**Trecho do documento:**
==============================
5 de ago. de 2019

EXPERIÊNCIAS COM SISTEMAS AGROFLORESTAIS E RESTAURAÇÃO ECOLÓGICA NO VALE DO PARAÍBA DO SUL

RELATO DO CURSO DE LONGA DURAÇÃO EM AGROECOLOGIASítio dos Ipês, Cruzeiro - SPData: 03 - 07 - 2019


Por: Antonio Carlos Pries Devide
Engenheiro Agrônomo, Dr. Pesquisador científico. Polo Regional Vale do Paraíba, Pindamonhangaba – SP. E-mail: antoniodevide@apta.sp.gov.br

Agricultor instrutor Thales Guedes Ferreira
Biólogo, Produtor rural pesquisador de sistemas agroflorestais. Sítio dos Ipês, Cruzeiro – SP.
E-mail: thales1ferreira@gmail.com
O produtor rural Thales Ferreira (Sítio dos Ipês) explica os detalhes da poda de rebaixamento e desrama do eucalipto para o engenheiro agrônomo Miguel Quevedo (INCRA).
==============================
**Itens fornecidos:**
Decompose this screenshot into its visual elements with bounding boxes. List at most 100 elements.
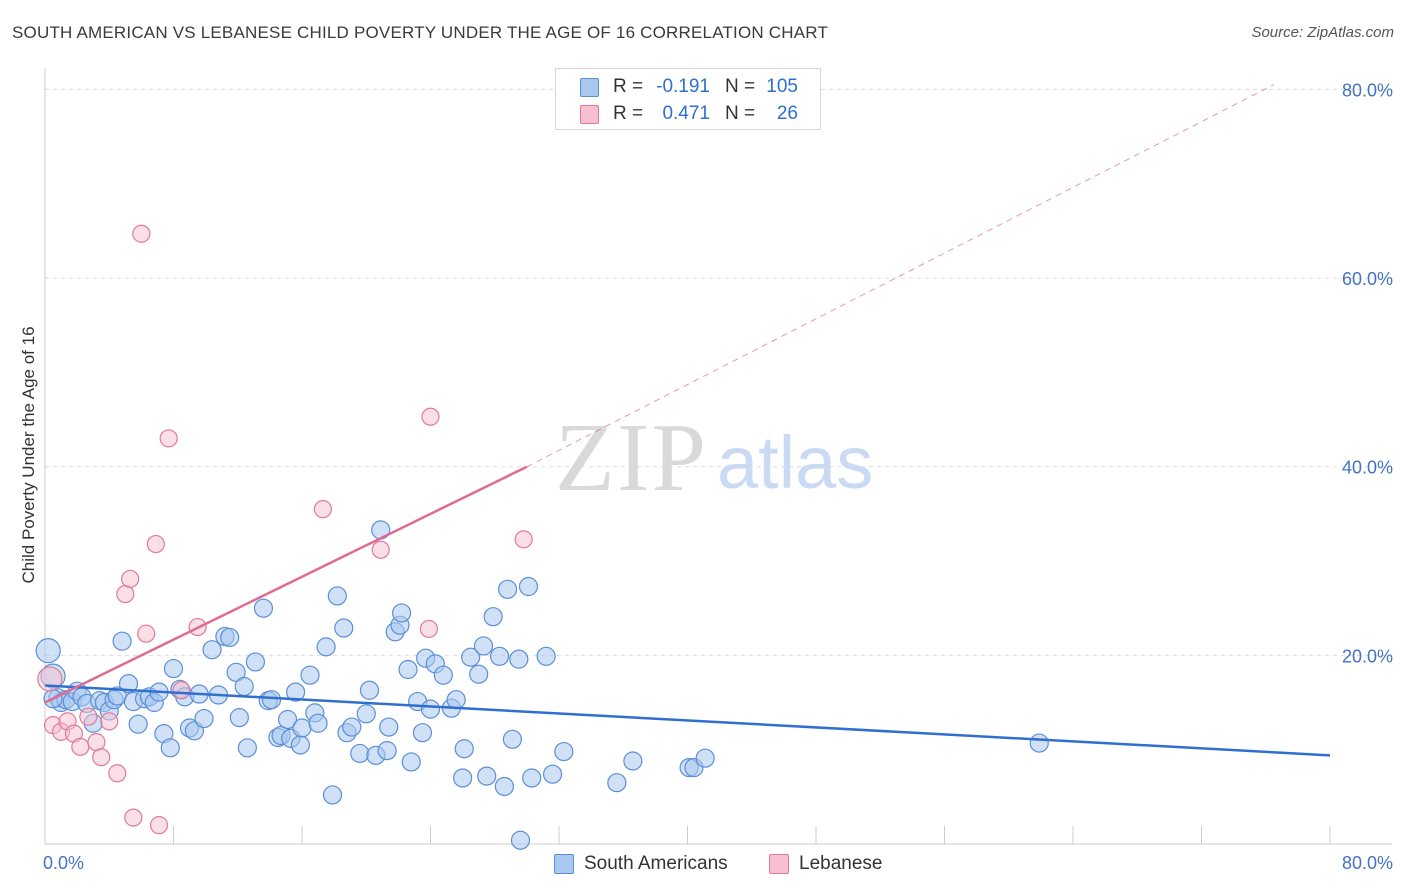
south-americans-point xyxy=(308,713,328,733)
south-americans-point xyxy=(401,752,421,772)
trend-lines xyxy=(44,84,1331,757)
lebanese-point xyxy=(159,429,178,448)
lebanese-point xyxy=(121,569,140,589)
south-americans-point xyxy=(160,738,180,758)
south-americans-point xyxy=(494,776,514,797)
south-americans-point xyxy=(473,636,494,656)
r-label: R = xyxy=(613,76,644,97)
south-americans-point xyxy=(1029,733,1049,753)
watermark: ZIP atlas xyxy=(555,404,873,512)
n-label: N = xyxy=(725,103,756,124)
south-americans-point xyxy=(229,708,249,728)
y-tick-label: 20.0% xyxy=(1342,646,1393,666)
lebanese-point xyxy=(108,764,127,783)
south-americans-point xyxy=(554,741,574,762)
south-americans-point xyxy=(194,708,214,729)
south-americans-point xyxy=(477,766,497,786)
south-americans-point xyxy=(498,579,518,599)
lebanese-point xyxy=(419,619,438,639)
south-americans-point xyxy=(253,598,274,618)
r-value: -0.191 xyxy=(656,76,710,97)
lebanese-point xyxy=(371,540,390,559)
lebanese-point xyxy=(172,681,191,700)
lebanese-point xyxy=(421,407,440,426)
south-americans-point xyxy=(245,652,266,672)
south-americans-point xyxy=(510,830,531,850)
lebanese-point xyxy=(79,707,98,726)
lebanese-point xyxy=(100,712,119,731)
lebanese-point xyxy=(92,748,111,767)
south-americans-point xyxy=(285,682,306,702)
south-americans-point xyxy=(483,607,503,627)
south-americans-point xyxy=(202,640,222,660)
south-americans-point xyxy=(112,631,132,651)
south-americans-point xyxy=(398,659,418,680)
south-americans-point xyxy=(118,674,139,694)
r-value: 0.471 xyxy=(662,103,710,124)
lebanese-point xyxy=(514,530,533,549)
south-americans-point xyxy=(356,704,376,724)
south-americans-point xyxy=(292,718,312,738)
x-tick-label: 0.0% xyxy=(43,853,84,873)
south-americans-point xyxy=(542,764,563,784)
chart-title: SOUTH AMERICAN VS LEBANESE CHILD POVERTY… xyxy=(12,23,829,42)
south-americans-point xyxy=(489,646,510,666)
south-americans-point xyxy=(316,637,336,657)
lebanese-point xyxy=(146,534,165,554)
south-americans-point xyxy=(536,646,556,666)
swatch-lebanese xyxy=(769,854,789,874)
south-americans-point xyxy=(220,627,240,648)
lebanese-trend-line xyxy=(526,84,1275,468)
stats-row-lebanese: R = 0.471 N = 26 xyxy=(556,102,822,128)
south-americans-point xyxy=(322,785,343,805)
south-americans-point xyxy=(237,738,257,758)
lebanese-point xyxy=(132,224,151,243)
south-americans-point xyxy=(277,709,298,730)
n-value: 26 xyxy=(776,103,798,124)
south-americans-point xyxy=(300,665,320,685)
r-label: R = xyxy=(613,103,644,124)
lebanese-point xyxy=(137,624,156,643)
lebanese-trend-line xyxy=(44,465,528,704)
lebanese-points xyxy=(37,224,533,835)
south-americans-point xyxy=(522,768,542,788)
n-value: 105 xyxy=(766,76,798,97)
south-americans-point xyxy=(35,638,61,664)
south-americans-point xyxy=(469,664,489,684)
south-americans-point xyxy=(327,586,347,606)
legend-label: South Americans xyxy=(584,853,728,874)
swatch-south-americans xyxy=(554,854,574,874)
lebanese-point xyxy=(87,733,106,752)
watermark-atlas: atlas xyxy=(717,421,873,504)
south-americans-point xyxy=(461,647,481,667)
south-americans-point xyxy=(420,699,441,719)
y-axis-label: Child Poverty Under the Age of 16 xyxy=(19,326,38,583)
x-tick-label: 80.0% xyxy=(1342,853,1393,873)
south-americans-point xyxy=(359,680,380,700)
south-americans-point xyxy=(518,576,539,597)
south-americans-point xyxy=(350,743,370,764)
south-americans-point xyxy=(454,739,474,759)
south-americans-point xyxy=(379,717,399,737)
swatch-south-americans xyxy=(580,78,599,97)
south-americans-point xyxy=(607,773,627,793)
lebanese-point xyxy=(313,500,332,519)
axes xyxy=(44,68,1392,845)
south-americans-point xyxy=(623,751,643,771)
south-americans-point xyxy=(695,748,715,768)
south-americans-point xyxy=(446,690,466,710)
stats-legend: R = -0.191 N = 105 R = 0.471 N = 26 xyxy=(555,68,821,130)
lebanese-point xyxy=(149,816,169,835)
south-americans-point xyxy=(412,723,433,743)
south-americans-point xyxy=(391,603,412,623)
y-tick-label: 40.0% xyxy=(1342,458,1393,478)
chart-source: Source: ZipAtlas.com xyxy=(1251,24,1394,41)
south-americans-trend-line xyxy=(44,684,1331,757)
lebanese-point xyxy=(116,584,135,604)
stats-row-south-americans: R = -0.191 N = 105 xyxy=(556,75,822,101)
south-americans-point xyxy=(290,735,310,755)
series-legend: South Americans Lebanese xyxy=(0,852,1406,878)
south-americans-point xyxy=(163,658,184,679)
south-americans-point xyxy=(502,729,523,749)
==============================
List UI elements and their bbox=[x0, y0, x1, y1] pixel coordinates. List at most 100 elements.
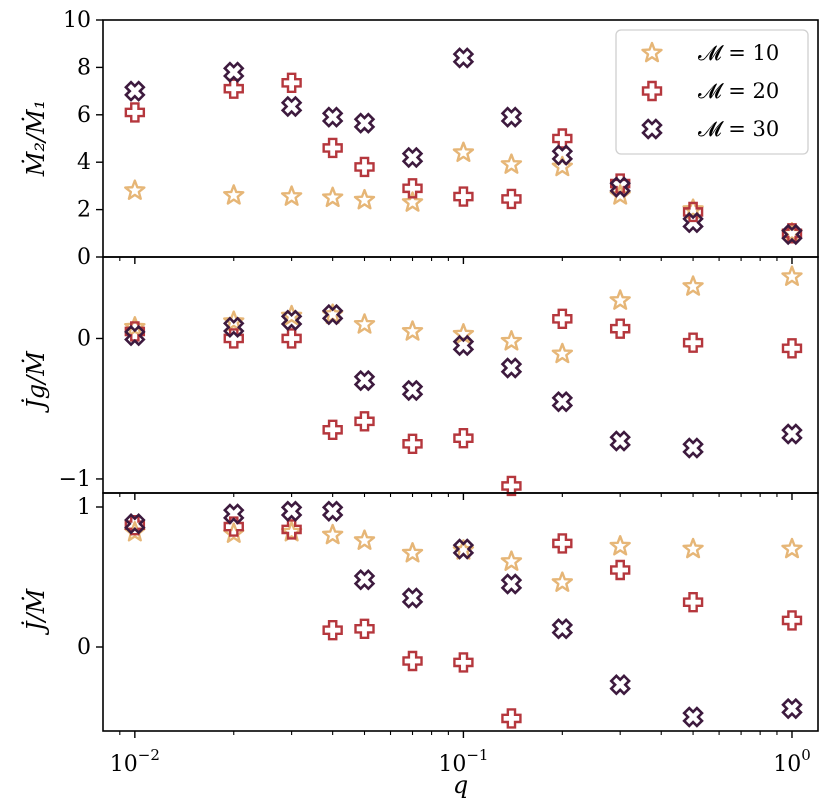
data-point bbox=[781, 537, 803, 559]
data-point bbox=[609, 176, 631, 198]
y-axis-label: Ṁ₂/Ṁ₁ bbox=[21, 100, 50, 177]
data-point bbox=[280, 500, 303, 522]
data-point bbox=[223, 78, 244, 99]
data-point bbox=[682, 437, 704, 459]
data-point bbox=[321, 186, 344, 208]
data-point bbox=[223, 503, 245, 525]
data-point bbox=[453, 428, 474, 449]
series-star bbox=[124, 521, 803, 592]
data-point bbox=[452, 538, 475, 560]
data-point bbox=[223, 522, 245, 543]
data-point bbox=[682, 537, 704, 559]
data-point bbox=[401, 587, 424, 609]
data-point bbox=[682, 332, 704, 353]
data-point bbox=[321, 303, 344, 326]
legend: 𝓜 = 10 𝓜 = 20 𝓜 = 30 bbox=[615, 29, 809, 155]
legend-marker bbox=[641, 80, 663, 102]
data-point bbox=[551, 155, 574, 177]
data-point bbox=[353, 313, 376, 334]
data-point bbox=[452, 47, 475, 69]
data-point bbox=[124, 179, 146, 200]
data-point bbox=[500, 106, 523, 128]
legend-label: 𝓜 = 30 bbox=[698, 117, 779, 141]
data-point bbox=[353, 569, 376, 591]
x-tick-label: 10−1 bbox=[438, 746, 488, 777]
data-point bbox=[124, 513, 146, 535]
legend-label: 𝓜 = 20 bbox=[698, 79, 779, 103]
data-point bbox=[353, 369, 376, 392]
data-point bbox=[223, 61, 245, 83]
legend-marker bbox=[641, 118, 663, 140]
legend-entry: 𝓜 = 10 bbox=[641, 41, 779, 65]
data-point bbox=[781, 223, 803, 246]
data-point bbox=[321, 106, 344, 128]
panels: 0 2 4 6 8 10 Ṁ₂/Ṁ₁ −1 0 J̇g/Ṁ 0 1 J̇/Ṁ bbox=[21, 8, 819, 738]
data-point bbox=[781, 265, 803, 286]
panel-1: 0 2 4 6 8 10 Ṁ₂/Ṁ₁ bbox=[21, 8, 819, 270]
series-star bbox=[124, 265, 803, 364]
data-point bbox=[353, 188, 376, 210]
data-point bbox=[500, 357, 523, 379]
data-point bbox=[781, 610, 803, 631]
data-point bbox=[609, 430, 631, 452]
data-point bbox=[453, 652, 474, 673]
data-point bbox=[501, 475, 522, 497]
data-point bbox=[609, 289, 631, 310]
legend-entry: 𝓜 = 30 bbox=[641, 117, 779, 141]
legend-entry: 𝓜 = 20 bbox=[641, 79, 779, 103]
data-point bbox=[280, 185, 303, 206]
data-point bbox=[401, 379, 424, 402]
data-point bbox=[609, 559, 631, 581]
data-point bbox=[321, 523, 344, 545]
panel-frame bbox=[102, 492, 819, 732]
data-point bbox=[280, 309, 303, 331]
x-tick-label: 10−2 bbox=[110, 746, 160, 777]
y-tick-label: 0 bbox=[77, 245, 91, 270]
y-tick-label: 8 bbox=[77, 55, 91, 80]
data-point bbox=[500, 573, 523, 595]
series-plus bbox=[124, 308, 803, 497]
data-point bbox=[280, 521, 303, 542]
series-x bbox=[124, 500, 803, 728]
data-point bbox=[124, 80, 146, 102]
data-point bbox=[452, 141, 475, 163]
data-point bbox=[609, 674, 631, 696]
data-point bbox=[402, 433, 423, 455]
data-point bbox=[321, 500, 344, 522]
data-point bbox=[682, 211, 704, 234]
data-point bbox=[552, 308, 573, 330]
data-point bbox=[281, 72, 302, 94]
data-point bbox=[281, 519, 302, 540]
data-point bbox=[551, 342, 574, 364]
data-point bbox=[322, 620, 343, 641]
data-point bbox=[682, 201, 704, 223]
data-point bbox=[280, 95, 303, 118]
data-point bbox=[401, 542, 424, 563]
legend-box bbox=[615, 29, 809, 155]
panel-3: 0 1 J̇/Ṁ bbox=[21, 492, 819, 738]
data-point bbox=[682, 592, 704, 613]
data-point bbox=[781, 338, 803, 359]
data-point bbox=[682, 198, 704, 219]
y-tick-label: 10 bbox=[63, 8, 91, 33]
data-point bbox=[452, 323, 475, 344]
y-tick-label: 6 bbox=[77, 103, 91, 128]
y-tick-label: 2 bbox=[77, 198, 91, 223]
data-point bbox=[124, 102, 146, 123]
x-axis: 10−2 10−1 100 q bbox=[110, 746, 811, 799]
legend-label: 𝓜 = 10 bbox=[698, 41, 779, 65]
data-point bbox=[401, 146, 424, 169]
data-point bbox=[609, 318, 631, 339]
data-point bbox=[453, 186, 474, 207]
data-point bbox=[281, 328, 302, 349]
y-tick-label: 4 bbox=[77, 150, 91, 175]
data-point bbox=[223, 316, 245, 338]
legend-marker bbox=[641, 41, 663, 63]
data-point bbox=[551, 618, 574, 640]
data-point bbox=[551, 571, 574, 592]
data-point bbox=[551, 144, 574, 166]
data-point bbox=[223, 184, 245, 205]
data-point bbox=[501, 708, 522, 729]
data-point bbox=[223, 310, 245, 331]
==============================
**Ações a realizar:**
(a) Segundo o trecho do documento, o que Thales Ferreira explica ao engenheiro agrônomo Miguel Quevedo?
(b) Transcreva literalmente a parte do trecho do documento que começa em "Por: Antonio Carlos" e termina em "Cruzeiro – SP.".

**Respostas do exercício:**
(a) Os detalhes da poda de rebaixamento e desrama do eucalipto.

(b)
Por: Antonio Carlos Pries Devide
Engenheiro Agrônomo, Dr. Pesquisador científico. Polo Regional Vale do Paraíba, Pindamonhangaba – SP. E-mail: antoniodevide@apta.sp.gov.br

Agricultor instrutor Thales Guedes Ferreira
Biólogo, Produtor rural pesquisador de sistemas agroflorestais. Sítio dos Ipês, Cruzeiro – SP.